__TASK INPUT__:
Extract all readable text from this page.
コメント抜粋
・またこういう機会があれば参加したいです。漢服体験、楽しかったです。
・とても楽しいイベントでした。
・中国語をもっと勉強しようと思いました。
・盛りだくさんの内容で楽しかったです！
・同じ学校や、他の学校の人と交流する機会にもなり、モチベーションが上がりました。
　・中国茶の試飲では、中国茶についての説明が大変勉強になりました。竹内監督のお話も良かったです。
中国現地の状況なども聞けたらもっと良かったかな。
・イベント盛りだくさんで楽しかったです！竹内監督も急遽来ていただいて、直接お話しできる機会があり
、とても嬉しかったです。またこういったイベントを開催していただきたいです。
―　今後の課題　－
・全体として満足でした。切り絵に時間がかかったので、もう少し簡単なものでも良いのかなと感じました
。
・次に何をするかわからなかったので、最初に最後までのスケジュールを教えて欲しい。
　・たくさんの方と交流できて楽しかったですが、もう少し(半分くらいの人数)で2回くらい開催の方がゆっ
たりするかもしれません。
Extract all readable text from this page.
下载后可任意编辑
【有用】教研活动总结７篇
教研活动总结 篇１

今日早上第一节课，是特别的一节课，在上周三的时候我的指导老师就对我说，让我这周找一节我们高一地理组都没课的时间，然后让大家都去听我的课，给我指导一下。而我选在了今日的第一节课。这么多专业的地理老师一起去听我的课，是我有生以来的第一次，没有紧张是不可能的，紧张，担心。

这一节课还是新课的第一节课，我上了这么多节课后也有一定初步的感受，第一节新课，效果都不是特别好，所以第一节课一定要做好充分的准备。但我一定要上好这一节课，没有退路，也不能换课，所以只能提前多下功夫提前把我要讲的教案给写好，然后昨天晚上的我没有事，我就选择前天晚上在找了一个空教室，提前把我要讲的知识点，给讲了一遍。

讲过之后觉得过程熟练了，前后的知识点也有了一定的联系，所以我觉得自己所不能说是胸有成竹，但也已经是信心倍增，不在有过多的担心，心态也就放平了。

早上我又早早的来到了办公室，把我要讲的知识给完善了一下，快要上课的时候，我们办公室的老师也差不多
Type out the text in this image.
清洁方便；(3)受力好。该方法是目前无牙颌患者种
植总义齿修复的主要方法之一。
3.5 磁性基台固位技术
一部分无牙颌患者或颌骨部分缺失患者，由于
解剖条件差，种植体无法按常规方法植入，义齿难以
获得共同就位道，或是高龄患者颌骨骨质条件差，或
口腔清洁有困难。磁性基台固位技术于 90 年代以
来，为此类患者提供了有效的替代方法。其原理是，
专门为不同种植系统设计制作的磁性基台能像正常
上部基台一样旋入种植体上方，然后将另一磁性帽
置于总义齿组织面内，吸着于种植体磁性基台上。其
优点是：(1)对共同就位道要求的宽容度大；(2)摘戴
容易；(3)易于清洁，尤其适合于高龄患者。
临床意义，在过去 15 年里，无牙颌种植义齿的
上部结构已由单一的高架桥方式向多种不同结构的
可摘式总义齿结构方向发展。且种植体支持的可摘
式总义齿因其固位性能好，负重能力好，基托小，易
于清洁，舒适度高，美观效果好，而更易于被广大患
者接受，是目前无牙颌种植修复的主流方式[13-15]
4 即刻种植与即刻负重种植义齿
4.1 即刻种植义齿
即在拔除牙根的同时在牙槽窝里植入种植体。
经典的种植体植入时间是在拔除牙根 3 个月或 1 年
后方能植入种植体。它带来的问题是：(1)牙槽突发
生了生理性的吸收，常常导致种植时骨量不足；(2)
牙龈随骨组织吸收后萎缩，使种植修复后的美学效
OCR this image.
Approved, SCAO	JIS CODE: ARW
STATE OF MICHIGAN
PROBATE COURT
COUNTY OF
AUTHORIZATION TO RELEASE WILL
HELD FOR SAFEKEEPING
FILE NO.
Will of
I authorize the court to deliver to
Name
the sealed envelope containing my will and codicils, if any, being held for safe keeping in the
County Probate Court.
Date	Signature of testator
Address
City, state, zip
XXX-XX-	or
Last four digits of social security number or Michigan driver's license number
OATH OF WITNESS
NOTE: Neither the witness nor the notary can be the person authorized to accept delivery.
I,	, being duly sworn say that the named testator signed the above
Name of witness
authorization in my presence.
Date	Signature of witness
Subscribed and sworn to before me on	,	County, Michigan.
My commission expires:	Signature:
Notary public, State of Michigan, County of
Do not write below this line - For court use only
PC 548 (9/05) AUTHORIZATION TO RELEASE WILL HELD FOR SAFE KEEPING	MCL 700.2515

__WRITTEN INSTRUCTION__: Take the listing above and set it down exactly.

__RESPONSE__:
Extract all readable text from this page.
コメント抜粋
・またこういう機会があれば参加したいです。漢服体験、楽しかったです。
・とても楽しいイベントでした。
・中国語をもっと勉強しようと思いました。
・盛りだくさんの内容で楽しかったです！
・同じ学校や、他の学校の人と交流する機会にもなり、モチベーションが上がりました。
　・中国茶の試飲では、中国茶についての説明が大変勉強になりました。竹内監督のお話も良かったです。
中国現地の状況なども聞けたらもっと良かったかな。
・イベント盛りだくさんで楽しかったです！竹内監督も急遽来ていただいて、直接お話しできる機会があり
、とても嬉しかったです。またこういったイベントを開催していただきたいです。
―　今後の課題　－
・全体として満足でした。切り絵に時間がかかったので、もう少し簡単なものでも良いのかなと感じました
。
・次に何をするかわからなかったので、最初に最後までのスケジュールを教えて欲しい。
　・たくさんの方と交流できて楽しかったですが、もう少し(半分くらいの人数)で2回くらい開催の方がゆっ
たりするかもしれません。
Extract all readable text from this page.
下载后可任意编辑
【有用】教研活动总结７篇
教研活动总结 篇１

今日早上第一节课，是特别的一节课，在上周三的时候我的指导老师就对我说，让我这周找一节我们高一地理组都没课的时间，然后让大家都去听我的课，给我指导一下。而我选在了今日的第一节课。这么多专业的地理老师一起去听我的课，是我有生以来的第一次，没有紧张是不可能的，紧张，担心。

这一节课还是新课的第一节课，我上了这么多节课后也有一定初步的感受，第一节新课，效果都不是特别好，所以第一节课一定要做好充分的准备。但我一定要上好这一节课，没有退路，也不能换课，所以只能提前多下功夫提前把我要讲的教案给写好，然后昨天晚上的我没有事，我就选择前天晚上在找了一个空教室，提前把我要讲的知识点，给讲了一遍。

讲过之后觉得过程熟练了，前后的知识点也有了一定的联系，所以我觉得自己所不能说是胸有成竹，但也已经是信心倍增，不在有过多的担心，心态也就放平了。

早上我又早早的来到了办公室，把我要讲的知识给完善了一下，快要上课的时候，我们办公室的老师也差不多
Type out the text in this image.
清洁方便；(3)受力好。该方法是目前无牙颌患者种
植总义齿修复的主要方法之一。
3.5 磁性基台固位技术
一部分无牙颌患者或颌骨部分缺失患者，由于
解剖条件差，种植体无法按常规方法植入，义齿难以
获得共同就位道，或是高龄患者颌骨骨质条件差，或
口腔清洁有困难。磁性基台固位技术于 90 年代以
来，为此类患者提供了有效的替代方法。其原理是，
专门为不同种植系统设计制作的磁性基台能像正常
上部基台一样旋入种植体上方，然后将另一磁性帽
置于总义齿组织面内，吸着于种植体磁性基台上。其
优点是：(1)对共同就位道要求的宽容度大；(2)摘戴
容易；(3)易于清洁，尤其适合于高龄患者。
临床意义，在过去 15 年里，无牙颌种植义齿的
上部结构已由单一的高架桥方式向多种不同结构的
可摘式总义齿结构方向发展。且种植体支持的可摘
式总义齿因其固位性能好，负重能力好，基托小，易
于清洁，舒适度高，美观效果好，而更易于被广大患
者接受，是目前无牙颌种植修复的主流方式[13-15]
4 即刻种植与即刻负重种植义齿
4.1 即刻种植义齿
即在拔除牙根的同时在牙槽窝里植入种植体。
经典的种植体植入时间是在拔除牙根 3 个月或 1 年
后方能植入种植体。它带来的问题是：(1)牙槽突发
生了生理性的吸收，常常导致种植时骨量不足；(2)
牙龈随骨组织吸收后萎缩，使种植修复后的美学效
OCR this image.
Approved, SCAO	JIS CODE: ARW
STATE OF MICHIGAN
PROBATE COURT
COUNTY OF
AUTHORIZATION TO RELEASE WILL
HELD FOR SAFEKEEPING
FILE NO.
Will of
I authorize the court to deliver to
Name
the sealed envelope containing my will and codicils, if any, being held for safe keeping in the
County Probate Court.
Date	Signature of testator
Address
City, state, zip
XXX-XX-	or
Last four digits of social security number or Michigan driver's license number
OATH OF WITNESS
NOTE: Neither the witness nor the notary can be the person authorized to accept delivery.
I,	, being duly sworn say that the named testator signed the above
Name of witness
authorization in my presence.
Date	Signature of witness
Subscribed and sworn to before me on	,	County, Michigan.
My commission expires:	Signature:
Notary public, State of Michigan, County of
Do not write below this line - For court use only
PC 548 (9/05) AUTHORIZATION TO RELEASE WILL HELD FOR SAFE KEEPING	MCL 700.2515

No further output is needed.